REQUEST: Below is a set of records; print all of them exactly as written.

[Some records]
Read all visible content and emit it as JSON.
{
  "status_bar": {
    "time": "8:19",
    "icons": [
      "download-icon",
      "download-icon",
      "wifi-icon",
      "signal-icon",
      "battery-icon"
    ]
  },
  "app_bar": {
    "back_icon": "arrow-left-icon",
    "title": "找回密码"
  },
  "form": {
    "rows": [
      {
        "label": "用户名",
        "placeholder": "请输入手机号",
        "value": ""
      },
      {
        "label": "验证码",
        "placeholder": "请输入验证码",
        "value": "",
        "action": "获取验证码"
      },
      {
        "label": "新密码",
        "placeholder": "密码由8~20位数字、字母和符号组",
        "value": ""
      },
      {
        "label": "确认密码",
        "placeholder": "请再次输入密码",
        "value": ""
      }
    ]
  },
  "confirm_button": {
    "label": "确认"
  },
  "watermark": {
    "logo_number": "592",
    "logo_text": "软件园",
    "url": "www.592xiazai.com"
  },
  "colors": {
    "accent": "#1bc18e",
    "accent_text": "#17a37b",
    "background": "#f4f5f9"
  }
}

TASK OUTPUT:
Read all visible content and emit it as JSON.
{
  "status_bar": {
    "time": "8:19",
    "icons": [
      "download-icon",
      "download-icon",
      "wifi-icon",
      "signal-icon",
      "battery-icon"
    ]
  },
  "app_bar": {
    "back_icon": "arrow-left-icon",
    "title": "找回密码"
  },
  "form": {
    "rows": [
      {
        "label": "用户名",
        "placeholder": "请输入手机号",
        "value": ""
      },
      {
        "label": "验证码",
        "placeholder": "请输入验证码",
        "value": "",
        "action": "获取验证码"
      },
      {
        "label": "新密码",
        "placeholder": "密码由8~20位数字、字母和符号组",
        "value": ""
      },
      {
        "label": "确认密码",
        "placeholder": "请再次输入密码",
        "value": ""
      }
    ]
  },
  "confirm_button": {
    "label": "确认"
  },
  "watermark": {
    "logo_number": "592",
    "logo_text": "软件园",
    "url": "www.592xiazai.com"
  },
  "colors": {
    "accent": "#1bc18e",
    "accent_text": "#17a37b",
    "background": "#f4f5f9"
  }
}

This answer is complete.